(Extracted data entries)

— begin —

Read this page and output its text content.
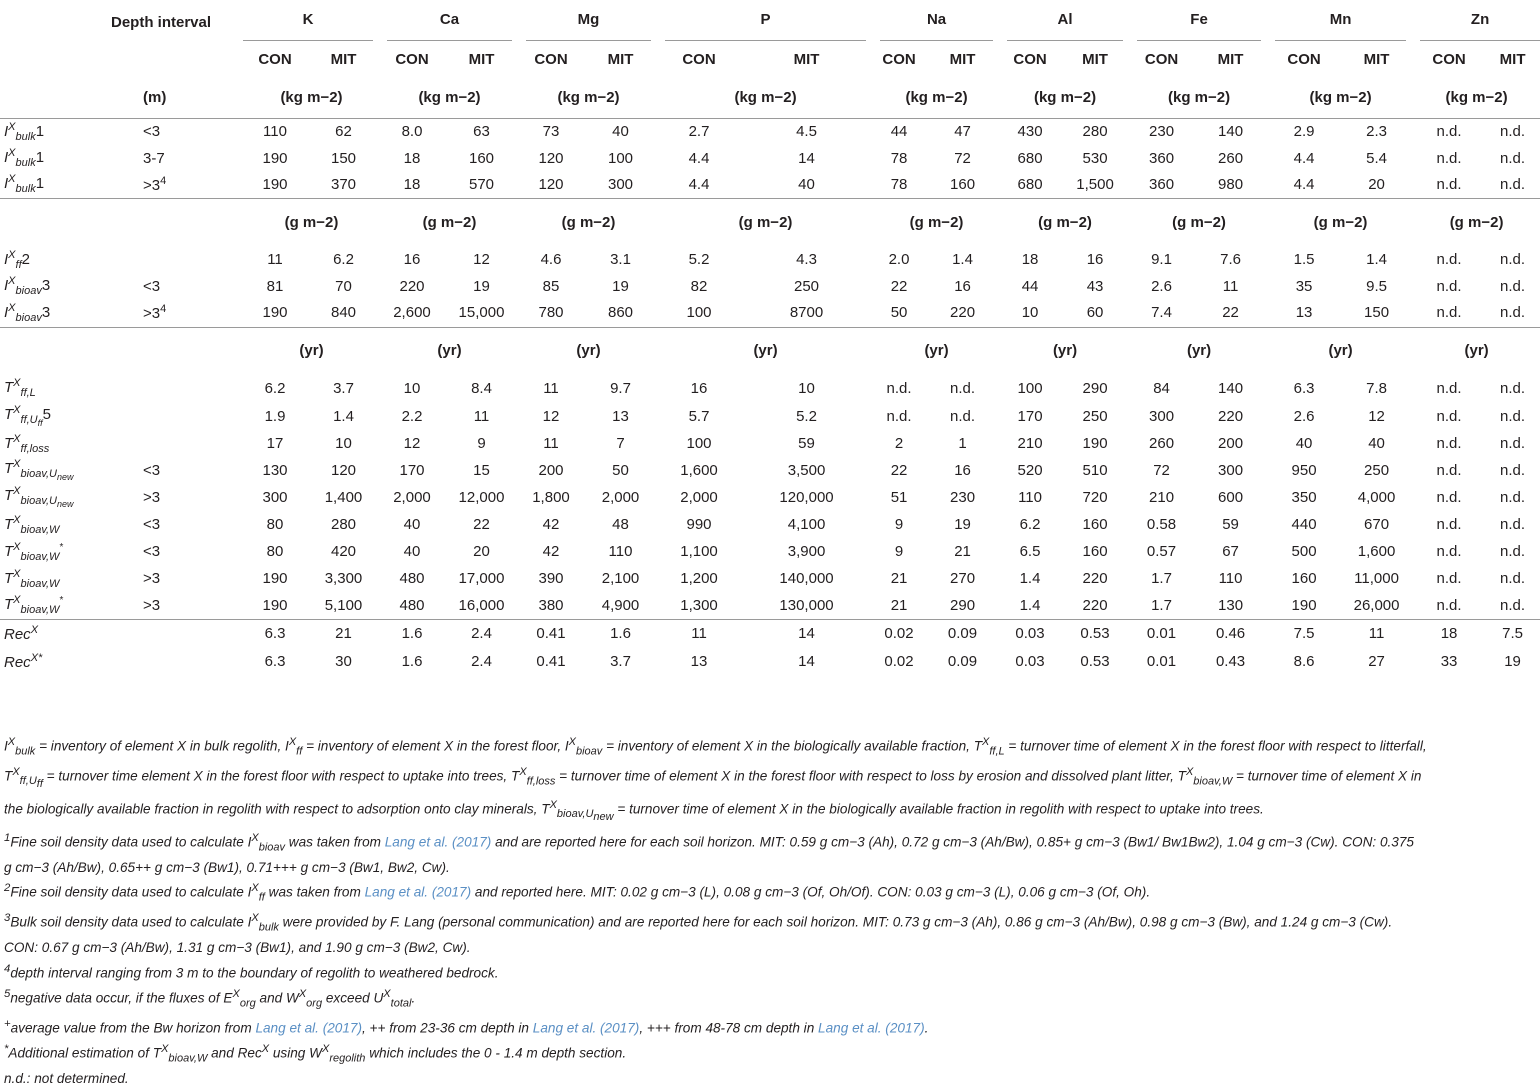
	Depth interval	K		Ca		Mg		P		Na		Al		Fe		Mn		Zn	
		CON	MIT	CON	MIT	CON	MIT	CON	MIT	CON	MIT	CON	MIT	CON	MIT	CON	MIT	CON	MIT
	(m)	(kg m−2)		(kg m−2)		(kg m−2)		(kg m−2)		(kg m−2)		(kg m−2)		(kg m−2)		(kg m−2)		(kg m−2)	
$I^X_{bulk}1$	<3	110	62	8.0	63	73	40	2.7	4.5	44	47	430	280	230	140	2.9	2.3	n.d.	n.d.
$I^X_{bulk}1$	3-7	190	150	18	160	120	100	4.4	14	78	72	680	530	360	260	4.4	5.4	n.d.	n.d.
$I^X_{bulk}1$	$>3^4$	190	370	18	570	120	300	4.4	40	78	160	680	1,500	360	980	4.4	20	n.d.	n.d.
		(g m−2)		(g m−2)		(g m−2)		(g m−2)		(g m−2)		(g m−2)		(g m−2)		(g m−2)		(g m−2)	
$I^X_{ff}2$		11	6.2	16	12	4.6	3.1	5.2	4.3	2.0	1.4	18	16	9.1	7.6	1.5	1.4	n.d.	n.d.
$I^X_{bioav}3$	<3	81	70	220	19	85	19	82	250	22	16	44	43	2.6	11	35	9.5	n.d.	n.d.
$I^X_{bioav}3$	$>3^4$	190	840	2,600	15,000	780	860	100	8700	50	220	10	60	7.4	22	13	150	n.d.	n.d.
		(yr)		(yr)		(yr)		(yr)		(yr)		(yr)		(yr)		(yr)		(yr)	
$T^X_{ff,L}$		6.2	3.7	10	8.4	11	9.7	16	10	n.d.	n.d.	100	290	84	140	6.3	7.8	n.d.	n.d.
$T^X_{ff,U_{ff}}5$		1.9	1.4	2.2	11	12	13	5.7	5.2	n.d.	n.d.	170	250	300	220	2.6	12	n.d.	n.d.
$T^X_{ff,loss}$		17	10	12	9	11	7	100	59	2	1	210	190	260	200	40	40	n.d.	n.d.
$T^X_{bioav,U_{new}}$	<3	130	120	170	15	200	50	1,600	3,500	22	16	520	510	72	300	950	250	n.d.	n.d.
$T^X_{bioav,U_{new}}$	>3	300	1,400	2,000	12,000	1,800	2,000	2,000	120,000	51	230	110	720	210	600	350	4,000	n.d.	n.d.
$T^X_{bioav,W}$	<3	80	280	40	22	42	48	990	4,100	9	19	6.2	160	0.58	59	440	670	n.d.	n.d.
$T^X_{bioav,W}^*$	<3	80	420	40	20	42	110	1,100	3,900	9	21	6.5	160	0.57	67	500	1,600	n.d.	n.d.
$T^X_{bioav,W}$	>3	190	3,300	480	17,000	390	2,100	1,200	140,000	21	270	1.4	220	1.7	110	160	11,000	n.d.	n.d.
$T^X_{bioav,W}^*$	>3	190	5,100	480	16,000	380	4,900	1,300	130,000	21	290	1.4	220	1.7	130	190	26,000	n.d.	n.d.
Rec$^X$		6.3	21	1.6	2.4	0.41	1.6	11	14	0.02	0.09	0.03	0.53	0.01	0.46	7.5	11	18	7.5
Rec$^{X*}$		6.3	30	1.6	2.4	0.41	3.7	13	14	0.02	0.09	0.03	0.53	0.01	0.43	8.6	27	33	19

$I^X_{bulk}$ = inventory of element X in bulk regolith, $I^X_{ff}$ = inventory of element X in the forest floor, $I^X_{bioav}$ = inventory of element X in the biologically available fraction, $T^X_{ff,L}$ = turnover time of element X in the forest floor with respect to litterfall,

$T^X_{ff,U_{ff}}$ = turnover time element X in the forest floor with respect to uptake into trees, $T^X_{ff,loss}$ = turnover time of element X in the forest floor with respect to loss by erosion and dissolved plant litter, $T^X_{bioav,W}$ = turnover time of element X in

the biologically available fraction in regolith with respect to adsorption onto clay minerals, $T^X_{bioav,U_{new}}$ = turnover time of element X in the biologically available fraction in regolith with respect to uptake into trees.

$^1$Fine soil density data used to calculate $I^X_{bioav}$ was taken from Lang et al. (2017) and are reported here for each soil horizon. MIT: 0.59 g cm−3 (Ah), 0.72 g cm−3 (Ah/Bw), 0.85+ g cm−3 (Bw1/ Bw1Bw2), 1.04 g cm−3 (Cw). CON: 0.375

g cm−3 (Ah/Bw), 0.65++ g cm−3 (Bw1), 0.71+++ g cm−3 (Bw1, Bw2, Cw).

$^2$Fine soil density data used to calculate $I^X_{ff}$ was taken from Lang et al. (2017) and reported here. MIT: 0.02 g cm−3 (L), 0.08 g cm−3 (Of, Oh/Of). CON: 0.03 g cm−3 (L), 0.06 g cm−3 (Of, Oh).

$^3$Bulk soil density data used to calculate $I^X_{bulk}$ were provided by F. Lang (personal communication) and are reported here for each soil horizon. MIT: 0.73 g cm−3 (Ah), 0.86 g cm−3 (Ah/Bw), 0.98 g cm−3 (Bw), and 1.24 g cm−3 (Cw).

CON: 0.67 g cm−3 (Ah/Bw), 1.31 g cm−3 (Bw1), and 1.90 g cm−3 (Bw2, Cw).

$^4$depth interval ranging from 3 m to the boundary of regolith to weathered bedrock.

$^5$negative data occur, if the fluxes of $E^X_{org}$ and $W^X_{org}$ exceed $U^X_{total}$.

+average value from the Bw horizon from Lang et al. (2017), ++ from 23-36 cm depth in Lang et al. (2017), +++ from 48-78 cm depth in Lang et al. (2017).

*Additional estimation of $T^X_{bioav,W}$ and Rec$^X$ using $W^X_{regolith}$ which includes the 0 - 1.4 m depth section.

n.d.: not determined.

— end —

Objective
Copy each line above precisely, dropping the pictures.

Full solution
Read this page and output its text content.
	Depth interval	K		Ca		Mg		P		Na		Al		Fe		Mn		Zn	
		CON	MIT	CON	MIT	CON	MIT	CON	MIT	CON	MIT	CON	MIT	CON	MIT	CON	MIT	CON	MIT
	(m)	(kg m−2)		(kg m−2)		(kg m−2)		(kg m−2)		(kg m−2)		(kg m−2)		(kg m−2)		(kg m−2)		(kg m−2)	
$I^X_{bulk}1$	<3	110	62	8.0	63	73	40	2.7	4.5	44	47	430	280	230	140	2.9	2.3	n.d.	n.d.
$I^X_{bulk}1$	3-7	190	150	18	160	120	100	4.4	14	78	72	680	530	360	260	4.4	5.4	n.d.	n.d.
$I^X_{bulk}1$	$>3^4$	190	370	18	570	120	300	4.4	40	78	160	680	1,500	360	980	4.4	20	n.d.	n.d.
		(g m−2)		(g m−2)		(g m−2)		(g m−2)		(g m−2)		(g m−2)		(g m−2)		(g m−2)		(g m−2)	
$I^X_{ff}2$		11	6.2	16	12	4.6	3.1	5.2	4.3	2.0	1.4	18	16	9.1	7.6	1.5	1.4	n.d.	n.d.
$I^X_{bioav}3$	<3	81	70	220	19	85	19	82	250	22	16	44	43	2.6	11	35	9.5	n.d.	n.d.
$I^X_{bioav}3$	$>3^4$	190	840	2,600	15,000	780	860	100	8700	50	220	10	60	7.4	22	13	150	n.d.	n.d.
		(yr)		(yr)		(yr)		(yr)		(yr)		(yr)		(yr)		(yr)		(yr)	
$T^X_{ff,L}$		6.2	3.7	10	8.4	11	9.7	16	10	n.d.	n.d.	100	290	84	140	6.3	7.8	n.d.	n.d.
$T^X_{ff,U_{ff}}5$		1.9	1.4	2.2	11	12	13	5.7	5.2	n.d.	n.d.	170	250	300	220	2.6	12	n.d.	n.d.
$T^X_{ff,loss}$		17	10	12	9	11	7	100	59	2	1	210	190	260	200	40	40	n.d.	n.d.
$T^X_{bioav,U_{new}}$	<3	130	120	170	15	200	50	1,600	3,500	22	16	520	510	72	300	950	250	n.d.	n.d.
$T^X_{bioav,U_{new}}$	>3	300	1,400	2,000	12,000	1,800	2,000	2,000	120,000	51	230	110	720	210	600	350	4,000	n.d.	n.d.
$T^X_{bioav,W}$	<3	80	280	40	22	42	48	990	4,100	9	19	6.2	160	0.58	59	440	670	n.d.	n.d.
$T^X_{bioav,W}^*$	<3	80	420	40	20	42	110	1,100	3,900	9	21	6.5	160	0.57	67	500	1,600	n.d.	n.d.
$T^X_{bioav,W}$	>3	190	3,300	480	17,000	390	2,100	1,200	140,000	21	270	1.4	220	1.7	110	160	11,000	n.d.	n.d.
$T^X_{bioav,W}^*$	>3	190	5,100	480	16,000	380	4,900	1,300	130,000	21	290	1.4	220	1.7	130	190	26,000	n.d.	n.d.
Rec$^X$		6.3	21	1.6	2.4	0.41	1.6	11	14	0.02	0.09	0.03	0.53	0.01	0.46	7.5	11	18	7.5
Rec$^{X*}$		6.3	30	1.6	2.4	0.41	3.7	13	14	0.02	0.09	0.03	0.53	0.01	0.43	8.6	27	33	19

$I^X_{bulk}$ = inventory of element X in bulk regolith, $I^X_{ff}$ = inventory of element X in the forest floor, $I^X_{bioav}$ = inventory of element X in the biologically available fraction, $T^X_{ff,L}$ = turnover time of element X in the forest floor with respect to litterfall,

$T^X_{ff,U_{ff}}$ = turnover time element X in the forest floor with respect to uptake into trees, $T^X_{ff,loss}$ = turnover time of element X in the forest floor with respect to loss by erosion and dissolved plant litter, $T^X_{bioav,W}$ = turnover time of element X in

the biologically available fraction in regolith with respect to adsorption onto clay minerals, $T^X_{bioav,U_{new}}$ = turnover time of element X in the biologically available fraction in regolith with respect to uptake into trees.

$^1$Fine soil density data used to calculate $I^X_{bioav}$ was taken from Lang et al. (2017) and are reported here for each soil horizon. MIT: 0.59 g cm−3 (Ah), 0.72 g cm−3 (Ah/Bw), 0.85+ g cm−3 (Bw1/ Bw1Bw2), 1.04 g cm−3 (Cw). CON: 0.375

g cm−3 (Ah/Bw), 0.65++ g cm−3 (Bw1), 0.71+++ g cm−3 (Bw1, Bw2, Cw).

$^2$Fine soil density data used to calculate $I^X_{ff}$ was taken from Lang et al. (2017) and reported here. MIT: 0.02 g cm−3 (L), 0.08 g cm−3 (Of, Oh/Of). CON: 0.03 g cm−3 (L), 0.06 g cm−3 (Of, Oh).

$^3$Bulk soil density data used to calculate $I^X_{bulk}$ were provided by F. Lang (personal communication) and are reported here for each soil horizon. MIT: 0.73 g cm−3 (Ah), 0.86 g cm−3 (Ah/Bw), 0.98 g cm−3 (Bw), and 1.24 g cm−3 (Cw).

CON: 0.67 g cm−3 (Ah/Bw), 1.31 g cm−3 (Bw1), and 1.90 g cm−3 (Bw2, Cw).

$^4$depth interval ranging from 3 m to the boundary of regolith to weathered bedrock.

$^5$negative data occur, if the fluxes of $E^X_{org}$ and $W^X_{org}$ exceed $U^X_{total}$.

+average value from the Bw horizon from Lang et al. (2017), ++ from 23-36 cm depth in Lang et al. (2017), +++ from 48-78 cm depth in Lang et al. (2017).

*Additional estimation of $T^X_{bioav,W}$ and Rec$^X$ using $W^X_{regolith}$ which includes the 0 - 1.4 m depth section.

n.d.: not determined.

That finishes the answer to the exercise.